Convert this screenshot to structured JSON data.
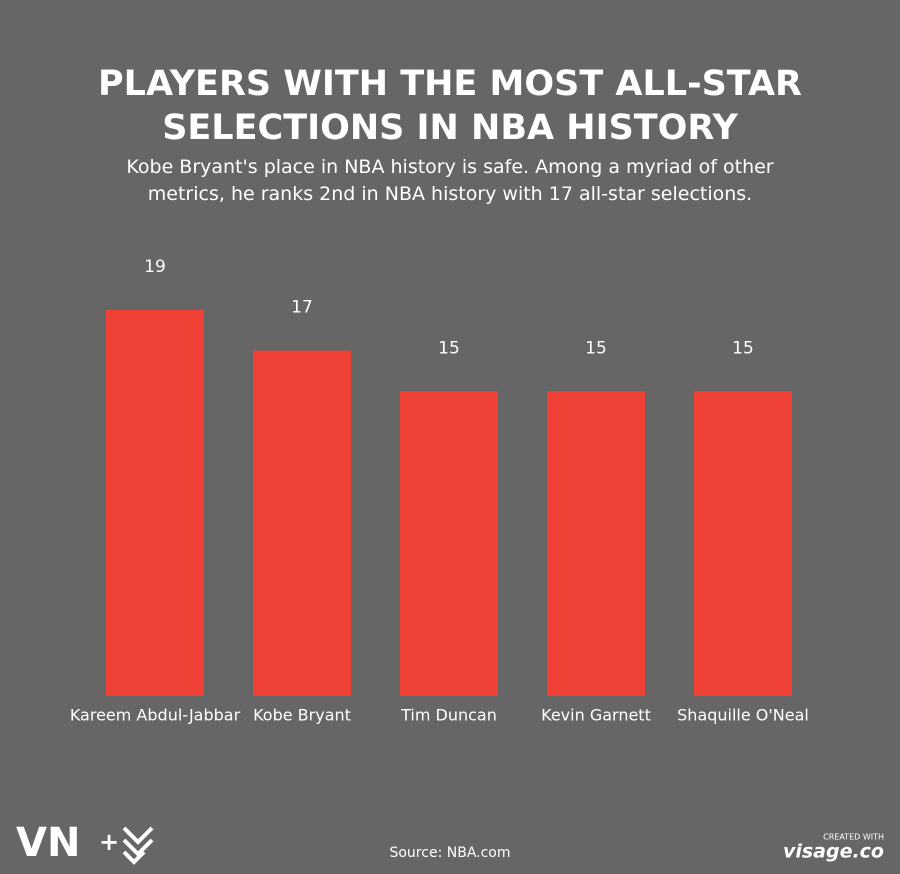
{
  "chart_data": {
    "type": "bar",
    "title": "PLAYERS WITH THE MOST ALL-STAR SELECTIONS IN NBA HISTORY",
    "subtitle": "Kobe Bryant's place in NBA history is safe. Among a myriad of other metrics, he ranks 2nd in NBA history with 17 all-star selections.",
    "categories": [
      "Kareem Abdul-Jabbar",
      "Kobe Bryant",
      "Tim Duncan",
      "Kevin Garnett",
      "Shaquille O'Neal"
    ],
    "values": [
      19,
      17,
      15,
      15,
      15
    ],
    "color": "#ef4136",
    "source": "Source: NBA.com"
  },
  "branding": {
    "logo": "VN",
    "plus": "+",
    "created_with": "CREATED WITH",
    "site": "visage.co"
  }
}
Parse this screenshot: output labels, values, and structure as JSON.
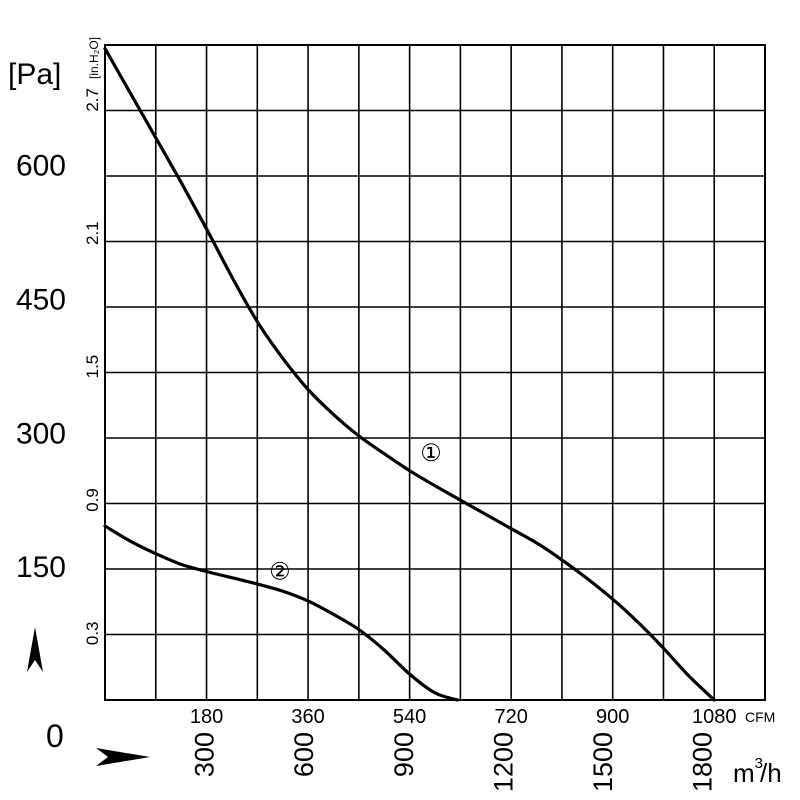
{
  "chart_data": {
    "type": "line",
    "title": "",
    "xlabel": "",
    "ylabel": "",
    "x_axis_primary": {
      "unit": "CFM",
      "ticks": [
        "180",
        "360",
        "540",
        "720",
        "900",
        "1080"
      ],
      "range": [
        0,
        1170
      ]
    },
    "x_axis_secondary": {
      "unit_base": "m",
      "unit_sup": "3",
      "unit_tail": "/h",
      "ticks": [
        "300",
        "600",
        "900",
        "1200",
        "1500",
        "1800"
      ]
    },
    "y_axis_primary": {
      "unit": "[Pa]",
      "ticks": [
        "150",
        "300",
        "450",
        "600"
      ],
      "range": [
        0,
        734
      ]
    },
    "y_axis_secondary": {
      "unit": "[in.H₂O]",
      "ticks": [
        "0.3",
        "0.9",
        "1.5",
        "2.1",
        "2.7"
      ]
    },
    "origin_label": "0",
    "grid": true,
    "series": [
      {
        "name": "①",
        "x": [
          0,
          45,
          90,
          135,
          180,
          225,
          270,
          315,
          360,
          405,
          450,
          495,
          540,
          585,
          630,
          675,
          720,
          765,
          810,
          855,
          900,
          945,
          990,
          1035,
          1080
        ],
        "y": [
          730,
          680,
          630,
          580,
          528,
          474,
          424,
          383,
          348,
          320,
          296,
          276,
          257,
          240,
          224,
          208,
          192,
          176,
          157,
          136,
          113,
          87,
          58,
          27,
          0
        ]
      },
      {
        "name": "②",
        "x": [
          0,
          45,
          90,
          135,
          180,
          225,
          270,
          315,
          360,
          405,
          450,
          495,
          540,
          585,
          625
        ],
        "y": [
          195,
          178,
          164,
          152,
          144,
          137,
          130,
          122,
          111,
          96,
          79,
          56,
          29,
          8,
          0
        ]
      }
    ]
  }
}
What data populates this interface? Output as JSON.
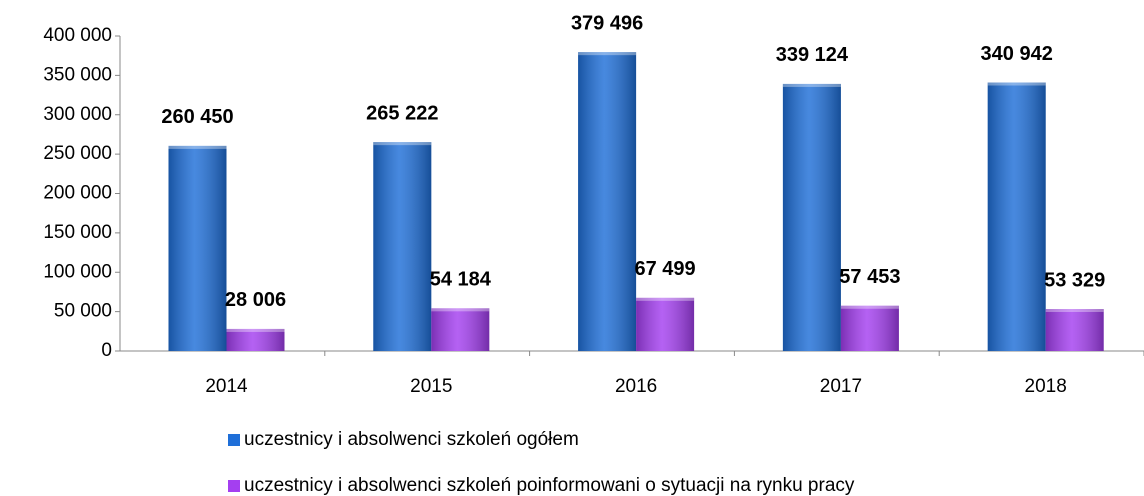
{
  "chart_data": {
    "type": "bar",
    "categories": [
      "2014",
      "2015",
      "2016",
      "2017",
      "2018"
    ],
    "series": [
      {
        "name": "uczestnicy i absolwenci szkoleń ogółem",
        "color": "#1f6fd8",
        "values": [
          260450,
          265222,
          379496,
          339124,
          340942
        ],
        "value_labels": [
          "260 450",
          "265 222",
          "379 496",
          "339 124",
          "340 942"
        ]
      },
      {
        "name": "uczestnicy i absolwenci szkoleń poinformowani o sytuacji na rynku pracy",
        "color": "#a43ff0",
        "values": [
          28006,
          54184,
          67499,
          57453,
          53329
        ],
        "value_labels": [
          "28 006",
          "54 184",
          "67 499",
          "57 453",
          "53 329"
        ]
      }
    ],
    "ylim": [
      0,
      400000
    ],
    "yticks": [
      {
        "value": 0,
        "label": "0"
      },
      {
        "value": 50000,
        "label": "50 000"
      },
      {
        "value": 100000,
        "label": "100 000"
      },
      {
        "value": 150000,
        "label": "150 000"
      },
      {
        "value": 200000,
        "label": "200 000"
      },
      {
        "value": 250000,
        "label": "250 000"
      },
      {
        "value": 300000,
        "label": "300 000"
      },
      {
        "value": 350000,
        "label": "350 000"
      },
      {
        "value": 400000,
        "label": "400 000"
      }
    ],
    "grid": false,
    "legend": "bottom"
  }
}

—————

### [Aim of the task]
Report all lines of the data above that include the string "this".

### [Expected answer]
Convert this screenshot to structured JSON data.
Parse this screenshot: output labels, values, and structure as JSON.
What data populates this interface? Output as JSON.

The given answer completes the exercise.